Dataset content:
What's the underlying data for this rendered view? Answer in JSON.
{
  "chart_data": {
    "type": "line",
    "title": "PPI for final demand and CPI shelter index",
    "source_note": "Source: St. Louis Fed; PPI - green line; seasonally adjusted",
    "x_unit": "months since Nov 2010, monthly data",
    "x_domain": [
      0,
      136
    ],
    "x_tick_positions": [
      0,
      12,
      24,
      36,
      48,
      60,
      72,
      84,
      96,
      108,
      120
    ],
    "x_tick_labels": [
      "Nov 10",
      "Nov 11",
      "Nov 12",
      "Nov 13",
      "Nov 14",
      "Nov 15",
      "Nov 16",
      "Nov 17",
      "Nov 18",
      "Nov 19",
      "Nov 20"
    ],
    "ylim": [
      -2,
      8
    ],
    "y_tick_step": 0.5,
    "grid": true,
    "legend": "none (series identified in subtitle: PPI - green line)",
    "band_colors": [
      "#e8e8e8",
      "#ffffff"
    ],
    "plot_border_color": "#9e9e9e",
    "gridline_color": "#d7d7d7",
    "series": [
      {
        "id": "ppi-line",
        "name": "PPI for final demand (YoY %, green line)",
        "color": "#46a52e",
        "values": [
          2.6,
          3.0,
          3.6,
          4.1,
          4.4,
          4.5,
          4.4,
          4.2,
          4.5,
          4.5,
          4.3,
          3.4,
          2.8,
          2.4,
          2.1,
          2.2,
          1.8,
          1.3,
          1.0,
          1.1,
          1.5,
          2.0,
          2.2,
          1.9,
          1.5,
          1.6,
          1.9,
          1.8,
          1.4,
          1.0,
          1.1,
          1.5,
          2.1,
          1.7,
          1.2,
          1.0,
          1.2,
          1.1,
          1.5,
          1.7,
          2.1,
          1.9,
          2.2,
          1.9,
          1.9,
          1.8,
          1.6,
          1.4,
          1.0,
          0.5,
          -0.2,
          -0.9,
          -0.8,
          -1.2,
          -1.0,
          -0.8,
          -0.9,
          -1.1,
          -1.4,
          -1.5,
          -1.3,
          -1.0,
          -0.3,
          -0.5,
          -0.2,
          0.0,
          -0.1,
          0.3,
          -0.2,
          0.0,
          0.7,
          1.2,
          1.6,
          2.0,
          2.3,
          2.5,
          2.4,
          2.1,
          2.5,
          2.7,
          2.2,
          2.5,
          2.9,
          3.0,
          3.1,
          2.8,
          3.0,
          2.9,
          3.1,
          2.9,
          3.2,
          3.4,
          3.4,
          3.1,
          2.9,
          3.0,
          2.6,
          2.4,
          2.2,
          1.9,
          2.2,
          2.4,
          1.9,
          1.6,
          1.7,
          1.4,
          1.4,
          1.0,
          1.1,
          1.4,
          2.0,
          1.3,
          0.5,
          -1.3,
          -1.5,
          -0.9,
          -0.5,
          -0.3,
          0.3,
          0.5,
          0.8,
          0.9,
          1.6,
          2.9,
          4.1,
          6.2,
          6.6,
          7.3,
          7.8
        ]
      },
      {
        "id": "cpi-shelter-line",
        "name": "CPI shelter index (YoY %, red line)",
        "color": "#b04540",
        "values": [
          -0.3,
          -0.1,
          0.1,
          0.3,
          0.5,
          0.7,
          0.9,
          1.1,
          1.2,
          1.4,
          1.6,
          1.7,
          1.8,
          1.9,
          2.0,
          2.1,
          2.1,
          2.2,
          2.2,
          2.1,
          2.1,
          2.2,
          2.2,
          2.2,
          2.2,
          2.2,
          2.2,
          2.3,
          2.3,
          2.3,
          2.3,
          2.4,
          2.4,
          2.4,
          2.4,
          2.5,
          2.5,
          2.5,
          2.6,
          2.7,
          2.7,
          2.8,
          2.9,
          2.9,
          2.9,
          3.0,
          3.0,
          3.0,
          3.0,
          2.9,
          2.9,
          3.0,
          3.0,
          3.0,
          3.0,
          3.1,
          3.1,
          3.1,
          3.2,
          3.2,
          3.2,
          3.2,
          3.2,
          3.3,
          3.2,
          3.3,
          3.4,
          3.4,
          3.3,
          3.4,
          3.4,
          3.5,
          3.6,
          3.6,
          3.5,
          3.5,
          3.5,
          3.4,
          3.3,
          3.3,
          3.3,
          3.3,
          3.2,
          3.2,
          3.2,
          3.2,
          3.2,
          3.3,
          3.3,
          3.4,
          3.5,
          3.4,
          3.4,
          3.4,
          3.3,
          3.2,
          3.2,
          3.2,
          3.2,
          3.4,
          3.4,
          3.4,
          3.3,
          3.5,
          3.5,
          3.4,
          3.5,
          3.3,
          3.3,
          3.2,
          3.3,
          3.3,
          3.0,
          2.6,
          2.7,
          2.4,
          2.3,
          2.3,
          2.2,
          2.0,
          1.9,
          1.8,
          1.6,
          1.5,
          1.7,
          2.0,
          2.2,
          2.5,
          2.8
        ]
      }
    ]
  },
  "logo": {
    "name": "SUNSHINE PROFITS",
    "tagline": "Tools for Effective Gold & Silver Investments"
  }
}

What you are asked to do:
Find the lines containing "final" and pull them out.

Output for this task:
    "title": "PPI for final demand and CPI shelter index",
        "name": "PPI for final demand (YoY %, green line)",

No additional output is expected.